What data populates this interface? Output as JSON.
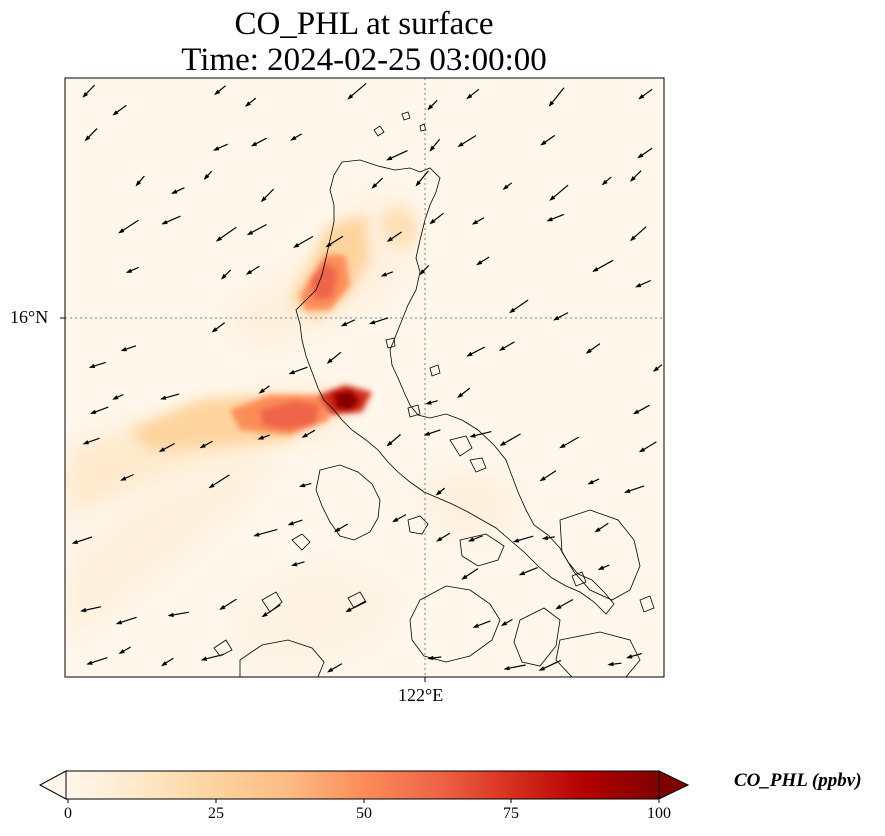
{
  "title_line1": "CO_PHL at surface",
  "title_line2": "Time: 2024-02-25 03:00:00",
  "axes": {
    "lat_label": "16°N",
    "lon_label": "122°E"
  },
  "colorbar": {
    "label": "CO_PHL (ppbv)",
    "ticks": [
      "0",
      "25",
      "50",
      "75",
      "100"
    ],
    "vmin": 0,
    "vmax": 100,
    "colormap": "OrRd",
    "colors": [
      "#fff7ec",
      "#fee8c8",
      "#fdd49e",
      "#fdbb84",
      "#fc8d59",
      "#ef6548",
      "#d7301f",
      "#b30000",
      "#7f0000"
    ]
  },
  "colors": {
    "coastline": "#000000",
    "gridline": "#808080",
    "background": "#fff7ec",
    "vector": "#000000"
  }
}
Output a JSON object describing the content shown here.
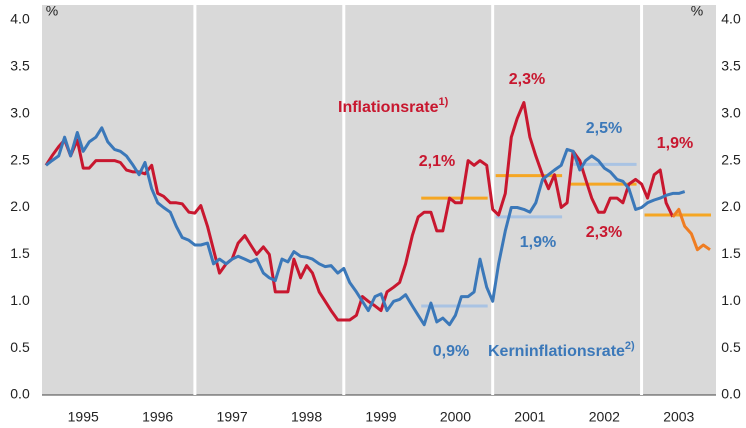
{
  "chart_data": {
    "type": "line",
    "y_unit": "%",
    "xlim": [
      1995,
      2004
    ],
    "xticks": [
      {
        "value": 1995.5,
        "label": "1995"
      },
      {
        "value": 1996.5,
        "label": "1996"
      },
      {
        "value": 1997.5,
        "label": "1997"
      },
      {
        "value": 1998.5,
        "label": "1998"
      },
      {
        "value": 1999.5,
        "label": "1999"
      },
      {
        "value": 2000.5,
        "label": "2000"
      },
      {
        "value": 2001.5,
        "label": "2001"
      },
      {
        "value": 2002.5,
        "label": "2002"
      },
      {
        "value": 2003.5,
        "label": "2003"
      }
    ],
    "ylim": [
      0,
      4
    ],
    "yticks": [
      {
        "value": 0,
        "label": "0.0"
      },
      0.5,
      {
        "value": 1,
        "label": "1.0"
      },
      1.5,
      {
        "value": 2,
        "label": "2.0"
      },
      2.5,
      {
        "value": 3,
        "label": "3.0"
      },
      3.5,
      {
        "value": 4,
        "label": "4.0"
      }
    ],
    "x_dividers": [
      1997,
      1999,
      2001,
      2003
    ],
    "x": [
      1995.0,
      1995.08,
      1995.17,
      1995.25,
      1995.33,
      1995.42,
      1995.5,
      1995.58,
      1995.67,
      1995.75,
      1995.83,
      1995.92,
      1996.0,
      1996.08,
      1996.17,
      1996.25,
      1996.33,
      1996.42,
      1996.5,
      1996.58,
      1996.67,
      1996.75,
      1996.83,
      1996.92,
      1997.0,
      1997.08,
      1997.17,
      1997.25,
      1997.33,
      1997.42,
      1997.5,
      1997.58,
      1997.67,
      1997.75,
      1997.83,
      1997.92,
      1998.0,
      1998.08,
      1998.17,
      1998.25,
      1998.33,
      1998.42,
      1998.5,
      1998.58,
      1998.67,
      1998.75,
      1998.83,
      1998.92,
      1999.0,
      1999.08,
      1999.17,
      1999.25,
      1999.33,
      1999.42,
      1999.5,
      1999.58,
      1999.67,
      1999.75,
      1999.83,
      1999.92,
      2000.0,
      2000.08,
      2000.17,
      2000.25,
      2000.33,
      2000.42,
      2000.5,
      2000.58,
      2000.67,
      2000.75,
      2000.83,
      2000.92,
      2001.0,
      2001.08,
      2001.17,
      2001.25,
      2001.33,
      2001.42,
      2001.5,
      2001.58,
      2001.67,
      2001.75,
      2001.83,
      2001.92,
      2002.0,
      2002.08,
      2002.17,
      2002.25,
      2002.33,
      2002.42,
      2002.5,
      2002.58,
      2002.67,
      2002.75,
      2002.83,
      2002.92,
      2003.0,
      2003.08,
      2003.17,
      2003.25,
      2003.33,
      2003.42,
      2003.5,
      2003.58,
      2003.67,
      2003.75,
      2003.83,
      2003.92
    ],
    "series": [
      {
        "name": "Inflationsrate",
        "footnote": "1)",
        "color": "#c8172f",
        "values": [
          2.45,
          2.55,
          2.65,
          2.72,
          2.55,
          2.72,
          2.42,
          2.42,
          2.5,
          2.5,
          2.5,
          2.5,
          2.48,
          2.4,
          2.38,
          2.38,
          2.36,
          2.45,
          2.15,
          2.12,
          2.05,
          2.05,
          2.04,
          1.95,
          1.94,
          2.02,
          1.8,
          1.55,
          1.3,
          1.4,
          1.45,
          1.62,
          1.7,
          1.6,
          1.5,
          1.58,
          1.5,
          1.1,
          1.1,
          1.1,
          1.45,
          1.25,
          1.38,
          1.3,
          1.1,
          1.0,
          0.9,
          0.8,
          0.8,
          0.8,
          0.85,
          1.05,
          1.0,
          0.95,
          0.9,
          1.1,
          1.15,
          1.2,
          1.4,
          1.7,
          1.9,
          1.95,
          1.95,
          1.75,
          1.75,
          2.1,
          2.05,
          2.05,
          2.5,
          2.45,
          2.5,
          2.45,
          1.98,
          1.92,
          2.15,
          2.75,
          2.95,
          3.12,
          2.75,
          2.55,
          2.35,
          2.2,
          2.35,
          2.0,
          2.05,
          2.6,
          2.5,
          2.3,
          2.1,
          1.95,
          1.95,
          2.1,
          2.1,
          2.05,
          2.25,
          2.3,
          2.25,
          2.1,
          2.35,
          2.4,
          2.05,
          1.9,
          null,
          null,
          null,
          null,
          null,
          null
        ]
      },
      {
        "name": "Kerninflationsrate",
        "footnote": "2)",
        "color": "#3b78b9",
        "values": [
          2.45,
          2.5,
          2.55,
          2.75,
          2.55,
          2.8,
          2.6,
          2.7,
          2.75,
          2.85,
          2.7,
          2.62,
          2.6,
          2.55,
          2.45,
          2.35,
          2.48,
          2.2,
          2.05,
          2.0,
          1.95,
          1.8,
          1.68,
          1.65,
          1.6,
          1.6,
          1.62,
          1.4,
          1.45,
          1.4,
          1.45,
          1.48,
          1.45,
          1.42,
          1.45,
          1.3,
          1.25,
          1.22,
          1.45,
          1.42,
          1.53,
          1.48,
          1.47,
          1.45,
          1.4,
          1.37,
          1.38,
          1.3,
          1.35,
          1.2,
          1.1,
          1.0,
          0.9,
          1.05,
          1.08,
          0.9,
          1.0,
          1.02,
          1.07,
          0.95,
          0.85,
          0.75,
          0.98,
          0.78,
          0.82,
          0.75,
          0.85,
          1.05,
          1.05,
          1.1,
          1.45,
          1.15,
          1.0,
          1.4,
          1.75,
          2.0,
          2.0,
          1.98,
          1.95,
          2.05,
          2.3,
          2.35,
          2.4,
          2.45,
          2.62,
          2.6,
          2.4,
          2.5,
          2.55,
          2.5,
          2.42,
          2.38,
          2.3,
          2.28,
          2.2,
          1.98,
          2.0,
          2.05,
          2.08,
          2.1,
          2.13,
          2.15,
          2.15,
          2.17,
          null,
          null,
          null,
          null
        ]
      },
      {
        "color": "#ef7d22",
        "values": [
          null,
          null,
          null,
          null,
          null,
          null,
          null,
          null,
          null,
          null,
          null,
          null,
          null,
          null,
          null,
          null,
          null,
          null,
          null,
          null,
          null,
          null,
          null,
          null,
          null,
          null,
          null,
          null,
          null,
          null,
          null,
          null,
          null,
          null,
          null,
          null,
          null,
          null,
          null,
          null,
          null,
          null,
          null,
          null,
          null,
          null,
          null,
          null,
          null,
          null,
          null,
          null,
          null,
          null,
          null,
          null,
          null,
          null,
          null,
          null,
          null,
          null,
          null,
          null,
          null,
          null,
          null,
          null,
          null,
          null,
          null,
          null,
          null,
          null,
          null,
          null,
          null,
          null,
          null,
          null,
          null,
          null,
          null,
          null,
          null,
          null,
          null,
          null,
          null,
          null,
          null,
          null,
          null,
          null,
          null,
          null,
          null,
          null,
          null,
          null,
          null,
          1.9,
          1.98,
          1.8,
          1.72,
          1.55,
          1.6,
          1.55
        ]
      }
    ],
    "averages": [
      {
        "x": [
          2000,
          2001
        ],
        "value": 2.1,
        "label": "2,1%",
        "color": "#f5a623",
        "label_color": "#c8172f"
      },
      {
        "x": [
          2001,
          2002
        ],
        "value": 2.34,
        "label": "2,3%",
        "color": "#f5a623",
        "label_color": "#c8172f"
      },
      {
        "x": [
          2002,
          2003
        ],
        "value": 2.25,
        "label": "2,3%",
        "color": "#f5a623",
        "label_color": "#c8172f"
      },
      {
        "x": [
          2003,
          2004
        ],
        "value": 1.92,
        "label": "1,9%",
        "color": "#f5a623",
        "label_color": "#c8172f"
      },
      {
        "x": [
          2000,
          2001
        ],
        "value": 0.95,
        "label": "0,9%",
        "color": "#a9c3e3",
        "label_color": "#3b78b9"
      },
      {
        "x": [
          2001,
          2002
        ],
        "value": 1.9,
        "label": "1,9%",
        "color": "#a9c3e3",
        "label_color": "#3b78b9"
      },
      {
        "x": [
          2002,
          2003
        ],
        "value": 2.46,
        "label": "2,5%",
        "color": "#a9c3e3",
        "label_color": "#3b78b9"
      }
    ]
  }
}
++++++++
Task prompt >>
Identify and copy lines that hold the string "JSON".

Answer below >>
What data populates this interface? Output as JSON.
Output a JSON object describing the content shown here.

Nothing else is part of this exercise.